** Start of Information shown **
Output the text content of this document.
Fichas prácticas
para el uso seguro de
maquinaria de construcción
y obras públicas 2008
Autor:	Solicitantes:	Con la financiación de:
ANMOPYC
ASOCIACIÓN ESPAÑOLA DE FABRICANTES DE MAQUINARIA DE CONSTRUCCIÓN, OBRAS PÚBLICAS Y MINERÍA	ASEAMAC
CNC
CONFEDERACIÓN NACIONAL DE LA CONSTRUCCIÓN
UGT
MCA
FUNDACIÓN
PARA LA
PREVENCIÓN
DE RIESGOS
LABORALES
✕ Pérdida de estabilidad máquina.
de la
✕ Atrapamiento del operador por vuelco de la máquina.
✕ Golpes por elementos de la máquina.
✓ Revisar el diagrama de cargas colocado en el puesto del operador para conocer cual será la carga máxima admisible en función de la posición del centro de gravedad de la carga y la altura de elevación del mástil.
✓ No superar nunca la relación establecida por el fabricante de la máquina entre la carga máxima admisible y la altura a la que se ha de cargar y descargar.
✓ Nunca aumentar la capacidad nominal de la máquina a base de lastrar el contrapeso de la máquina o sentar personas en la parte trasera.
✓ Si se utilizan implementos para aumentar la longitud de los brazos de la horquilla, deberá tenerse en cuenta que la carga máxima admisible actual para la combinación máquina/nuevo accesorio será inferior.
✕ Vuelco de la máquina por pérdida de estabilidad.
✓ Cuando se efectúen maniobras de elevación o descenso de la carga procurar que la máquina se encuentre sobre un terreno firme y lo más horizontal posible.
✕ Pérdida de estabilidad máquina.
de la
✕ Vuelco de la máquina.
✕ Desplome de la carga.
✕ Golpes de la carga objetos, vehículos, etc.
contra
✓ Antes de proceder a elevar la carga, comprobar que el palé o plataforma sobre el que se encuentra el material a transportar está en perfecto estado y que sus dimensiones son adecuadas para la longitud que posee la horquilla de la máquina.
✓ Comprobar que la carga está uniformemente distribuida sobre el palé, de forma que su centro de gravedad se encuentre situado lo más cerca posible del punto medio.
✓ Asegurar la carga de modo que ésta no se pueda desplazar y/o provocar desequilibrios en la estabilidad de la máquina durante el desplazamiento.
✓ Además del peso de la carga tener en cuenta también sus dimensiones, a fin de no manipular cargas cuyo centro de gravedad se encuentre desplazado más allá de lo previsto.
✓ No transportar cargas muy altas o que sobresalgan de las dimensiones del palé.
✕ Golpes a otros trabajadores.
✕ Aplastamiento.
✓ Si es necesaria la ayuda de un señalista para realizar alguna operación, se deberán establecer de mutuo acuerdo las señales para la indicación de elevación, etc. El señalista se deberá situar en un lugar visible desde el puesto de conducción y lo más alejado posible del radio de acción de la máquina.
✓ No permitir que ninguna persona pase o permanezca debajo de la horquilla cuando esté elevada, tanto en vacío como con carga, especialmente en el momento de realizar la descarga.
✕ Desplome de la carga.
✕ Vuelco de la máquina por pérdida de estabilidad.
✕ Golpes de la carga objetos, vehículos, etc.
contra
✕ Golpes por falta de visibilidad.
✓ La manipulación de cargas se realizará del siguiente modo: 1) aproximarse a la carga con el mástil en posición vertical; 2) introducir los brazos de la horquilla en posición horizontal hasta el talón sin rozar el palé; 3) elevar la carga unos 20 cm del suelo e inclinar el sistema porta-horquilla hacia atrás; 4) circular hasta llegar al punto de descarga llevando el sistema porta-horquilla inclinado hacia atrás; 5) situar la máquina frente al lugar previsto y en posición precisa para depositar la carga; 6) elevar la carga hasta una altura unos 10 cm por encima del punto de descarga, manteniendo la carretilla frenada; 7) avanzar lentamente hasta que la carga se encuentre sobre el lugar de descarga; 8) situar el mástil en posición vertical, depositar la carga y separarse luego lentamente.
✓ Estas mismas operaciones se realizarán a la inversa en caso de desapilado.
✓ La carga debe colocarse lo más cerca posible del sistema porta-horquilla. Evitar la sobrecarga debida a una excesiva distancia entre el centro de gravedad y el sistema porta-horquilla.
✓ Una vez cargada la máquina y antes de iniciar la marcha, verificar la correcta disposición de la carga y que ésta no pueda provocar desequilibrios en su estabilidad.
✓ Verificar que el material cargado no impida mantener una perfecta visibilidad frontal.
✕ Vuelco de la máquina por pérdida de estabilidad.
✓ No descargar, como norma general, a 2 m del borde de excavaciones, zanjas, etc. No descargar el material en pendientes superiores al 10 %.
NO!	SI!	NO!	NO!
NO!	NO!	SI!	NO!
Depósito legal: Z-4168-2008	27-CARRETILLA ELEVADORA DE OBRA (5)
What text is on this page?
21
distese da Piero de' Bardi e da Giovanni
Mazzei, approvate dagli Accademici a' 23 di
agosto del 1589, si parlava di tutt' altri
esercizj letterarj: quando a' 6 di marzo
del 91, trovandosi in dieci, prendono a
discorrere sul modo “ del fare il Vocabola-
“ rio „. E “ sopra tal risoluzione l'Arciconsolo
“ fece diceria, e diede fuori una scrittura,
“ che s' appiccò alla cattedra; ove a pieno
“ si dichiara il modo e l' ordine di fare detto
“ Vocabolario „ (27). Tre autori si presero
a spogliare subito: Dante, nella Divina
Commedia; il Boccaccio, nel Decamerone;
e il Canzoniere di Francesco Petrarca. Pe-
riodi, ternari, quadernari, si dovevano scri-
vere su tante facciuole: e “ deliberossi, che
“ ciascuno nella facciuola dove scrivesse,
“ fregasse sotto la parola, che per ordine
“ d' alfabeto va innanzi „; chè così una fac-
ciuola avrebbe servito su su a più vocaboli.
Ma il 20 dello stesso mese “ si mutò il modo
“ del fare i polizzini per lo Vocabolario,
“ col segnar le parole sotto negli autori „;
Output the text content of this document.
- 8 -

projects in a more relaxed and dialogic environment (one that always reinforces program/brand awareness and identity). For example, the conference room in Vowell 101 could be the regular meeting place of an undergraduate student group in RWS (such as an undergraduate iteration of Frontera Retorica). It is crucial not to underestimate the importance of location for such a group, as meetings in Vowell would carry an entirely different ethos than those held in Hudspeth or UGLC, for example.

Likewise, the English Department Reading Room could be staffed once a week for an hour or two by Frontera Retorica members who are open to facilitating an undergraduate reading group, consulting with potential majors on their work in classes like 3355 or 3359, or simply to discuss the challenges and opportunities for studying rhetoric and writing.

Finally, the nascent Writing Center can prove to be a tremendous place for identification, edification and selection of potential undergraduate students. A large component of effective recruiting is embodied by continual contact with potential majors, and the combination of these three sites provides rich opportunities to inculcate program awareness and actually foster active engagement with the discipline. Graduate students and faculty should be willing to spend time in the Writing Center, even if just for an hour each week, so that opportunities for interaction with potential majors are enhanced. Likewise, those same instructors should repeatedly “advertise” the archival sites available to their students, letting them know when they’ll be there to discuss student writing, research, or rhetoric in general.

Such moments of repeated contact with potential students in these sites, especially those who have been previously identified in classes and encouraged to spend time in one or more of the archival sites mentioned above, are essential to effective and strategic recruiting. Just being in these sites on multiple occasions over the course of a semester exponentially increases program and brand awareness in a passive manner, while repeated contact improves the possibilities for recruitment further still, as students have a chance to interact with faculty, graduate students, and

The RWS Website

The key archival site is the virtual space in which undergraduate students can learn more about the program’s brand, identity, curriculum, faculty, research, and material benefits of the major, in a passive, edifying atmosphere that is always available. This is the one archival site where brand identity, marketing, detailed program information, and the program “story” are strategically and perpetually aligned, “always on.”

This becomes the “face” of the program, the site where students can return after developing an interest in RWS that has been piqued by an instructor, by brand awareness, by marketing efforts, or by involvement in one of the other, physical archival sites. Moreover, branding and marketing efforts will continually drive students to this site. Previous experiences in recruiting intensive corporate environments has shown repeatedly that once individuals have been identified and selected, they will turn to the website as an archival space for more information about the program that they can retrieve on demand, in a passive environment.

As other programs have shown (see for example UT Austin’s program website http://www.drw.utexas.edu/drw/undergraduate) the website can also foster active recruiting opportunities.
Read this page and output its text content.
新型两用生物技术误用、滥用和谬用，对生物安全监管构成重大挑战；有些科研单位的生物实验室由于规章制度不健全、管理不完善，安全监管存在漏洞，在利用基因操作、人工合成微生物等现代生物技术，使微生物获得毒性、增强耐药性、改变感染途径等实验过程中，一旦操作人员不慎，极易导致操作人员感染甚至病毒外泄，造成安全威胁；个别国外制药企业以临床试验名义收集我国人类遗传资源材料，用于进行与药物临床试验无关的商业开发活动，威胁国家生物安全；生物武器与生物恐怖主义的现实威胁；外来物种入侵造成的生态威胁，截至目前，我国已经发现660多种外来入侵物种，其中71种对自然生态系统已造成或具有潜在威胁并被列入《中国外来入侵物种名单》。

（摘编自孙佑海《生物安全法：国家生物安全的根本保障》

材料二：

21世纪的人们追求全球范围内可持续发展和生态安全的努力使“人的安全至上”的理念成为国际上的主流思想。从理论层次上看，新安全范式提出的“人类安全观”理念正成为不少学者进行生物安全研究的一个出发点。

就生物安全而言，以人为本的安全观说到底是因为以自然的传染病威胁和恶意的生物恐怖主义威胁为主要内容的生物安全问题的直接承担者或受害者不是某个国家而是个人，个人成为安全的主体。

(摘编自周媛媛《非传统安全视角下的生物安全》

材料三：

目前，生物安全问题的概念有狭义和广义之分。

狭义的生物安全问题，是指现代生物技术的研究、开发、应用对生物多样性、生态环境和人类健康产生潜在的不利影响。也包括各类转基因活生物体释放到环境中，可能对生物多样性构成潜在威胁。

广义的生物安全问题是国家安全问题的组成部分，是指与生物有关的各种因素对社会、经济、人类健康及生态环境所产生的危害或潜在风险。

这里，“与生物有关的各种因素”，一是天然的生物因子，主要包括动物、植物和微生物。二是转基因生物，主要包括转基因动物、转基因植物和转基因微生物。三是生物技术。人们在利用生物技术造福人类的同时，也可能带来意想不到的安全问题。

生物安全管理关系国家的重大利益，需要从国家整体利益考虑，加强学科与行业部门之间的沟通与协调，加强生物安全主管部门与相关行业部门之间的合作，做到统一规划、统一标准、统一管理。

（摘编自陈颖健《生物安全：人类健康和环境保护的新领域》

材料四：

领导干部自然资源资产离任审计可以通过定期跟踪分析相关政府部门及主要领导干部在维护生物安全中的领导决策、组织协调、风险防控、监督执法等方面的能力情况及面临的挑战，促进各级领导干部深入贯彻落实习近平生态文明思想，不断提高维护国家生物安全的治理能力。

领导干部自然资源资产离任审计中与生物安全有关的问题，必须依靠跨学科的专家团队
** End of Information shown **
## Stated problem
Check every line of the data, and copy the ones that contain "nella".

## Response to this exercise
a spogliare subito: Dante, nella Divina
“ ciascuno nella facciuola dove scrivesse,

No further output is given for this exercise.